_WHAT TO DO_. With the images removed, repeat the data below exactly.

Stored dataset items:
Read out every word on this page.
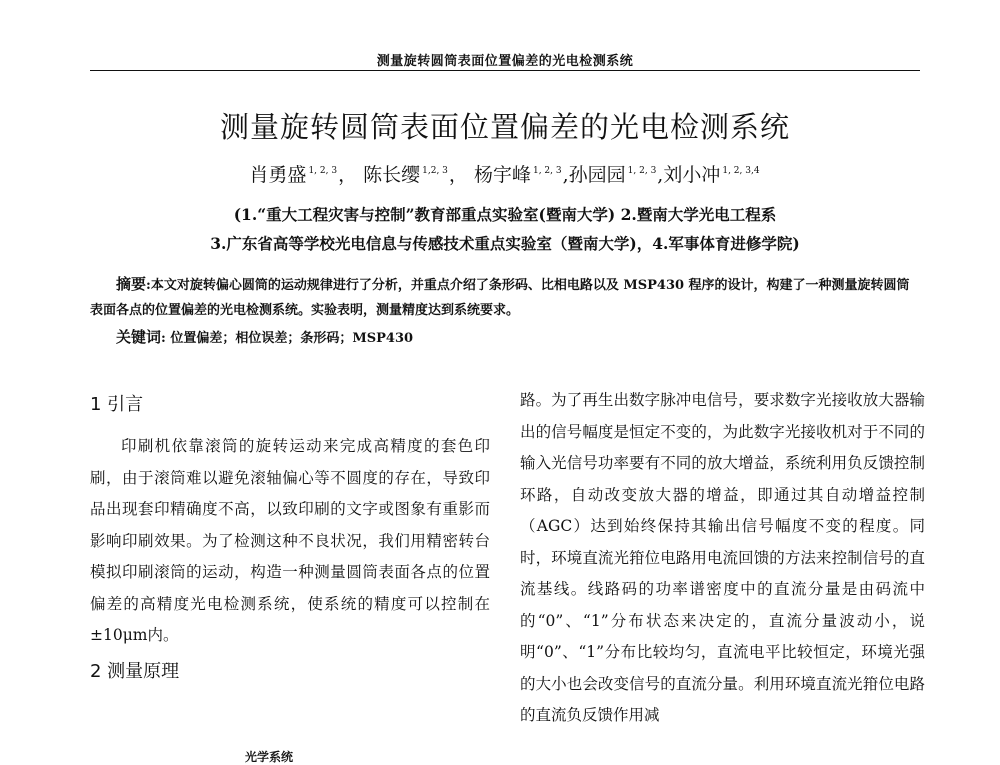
测量旋转圆筒表面位置偏差的光电检测系统
测量旋转圆筒表面位置偏差的光电检测系统
肖勇盛 $^{1, 2, 3}$， 陈长缨 $^{1,2, 3}$， 杨宇峰 $^{1, 2, 3}$,孙园园 $^{1, 2, 3}$,刘小冲 $^{1, 2, 3,4}$
(1.“重大工程灾害与控制”教育部重点实验室(暨南大学) 2.暨南大学光电工程系
3.广东省高等学校光电信息与传感技术重点实验室（暨南大学)，4.军事体育进修学院)
摘要:本文对旋转偏心圆筒的运动规律进行了分析，并重点介绍了条形码、比相电路以及 MSP430 程序的设计，构建了一种测量旋转圆筒表面各点的位置偏差的光电检测系统。实验表明，测量精度达到系统要求。
关键词: 位置偏差；相位误差；条形码；MSP430
1 引言

印刷机依靠滚筒的旋转运动来完成高精度的套色印刷，由于滚筒难以避免滚轴偏心等不圆度的存在，导致印品出现套印精确度不高，以致印刷的文字或图象有重影而影响印刷效果。为了检测这种不良状况，我们用精密转台模拟印刷滚筒的运动，构造一种测量圆筒表面各点的位置偏差的高精度光电检测系统，使系统的精度可以控制在±10μm内。

2 测量原理
光学系统

路。为了再生出数字脉冲电信号，要求数字光接收放大器输出的信号幅度是恒定不变的，为此数字光接收机对于不同的输入光信号功率要有不同的放大增益，系统利用负反馈控制环路，自动改变放大器的增益，即通过其自动增益控制（AGC）达到始终保持其输出信号幅度不变的程度。同时，环境直流光箝位电路用电流回馈的方法来控制信号的直流基线。线路码的功率谱密度中的直流分量是由码流中的“0”、“1”分布状态来决定的，直流分量波动小，说明“0”、“1”分布比较均匀，直流电平比较恒定，环境光强的大小也会改变信号的直流分量。利用环境直流光箝位电路的直流负反馈作用减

_RESPONSE BELOW_.
Read out every word on this page.
测量旋转圆筒表面位置偏差的光电检测系统
测量旋转圆筒表面位置偏差的光电检测系统
肖勇盛 $^{1, 2, 3}$， 陈长缨 $^{1,2, 3}$， 杨宇峰 $^{1, 2, 3}$,孙园园 $^{1, 2, 3}$,刘小冲 $^{1, 2, 3,4}$
(1.“重大工程灾害与控制”教育部重点实验室(暨南大学) 2.暨南大学光电工程系
3.广东省高等学校光电信息与传感技术重点实验室（暨南大学)，4.军事体育进修学院)
摘要:本文对旋转偏心圆筒的运动规律进行了分析，并重点介绍了条形码、比相电路以及 MSP430 程序的设计，构建了一种测量旋转圆筒表面各点的位置偏差的光电检测系统。实验表明，测量精度达到系统要求。
关键词: 位置偏差；相位误差；条形码；MSP430
1 引言

印刷机依靠滚筒的旋转运动来完成高精度的套色印刷，由于滚筒难以避免滚轴偏心等不圆度的存在，导致印品出现套印精确度不高，以致印刷的文字或图象有重影而影响印刷效果。为了检测这种不良状况，我们用精密转台模拟印刷滚筒的运动，构造一种测量圆筒表面各点的位置偏差的高精度光电检测系统，使系统的精度可以控制在±10μm内。

2 测量原理
光学系统

路。为了再生出数字脉冲电信号，要求数字光接收放大器输出的信号幅度是恒定不变的，为此数字光接收机对于不同的输入光信号功率要有不同的放大增益，系统利用负反馈控制环路，自动改变放大器的增益，即通过其自动增益控制（AGC）达到始终保持其输出信号幅度不变的程度。同时，环境直流光箝位电路用电流回馈的方法来控制信号的直流基线。线路码的功率谱密度中的直流分量是由码流中的“0”、“1”分布状态来决定的，直流分量波动小，说明“0”、“1”分布比较均匀，直流电平比较恒定，环境光强的大小也会改变信号的直流分量。利用环境直流光箝位电路的直流负反馈作用减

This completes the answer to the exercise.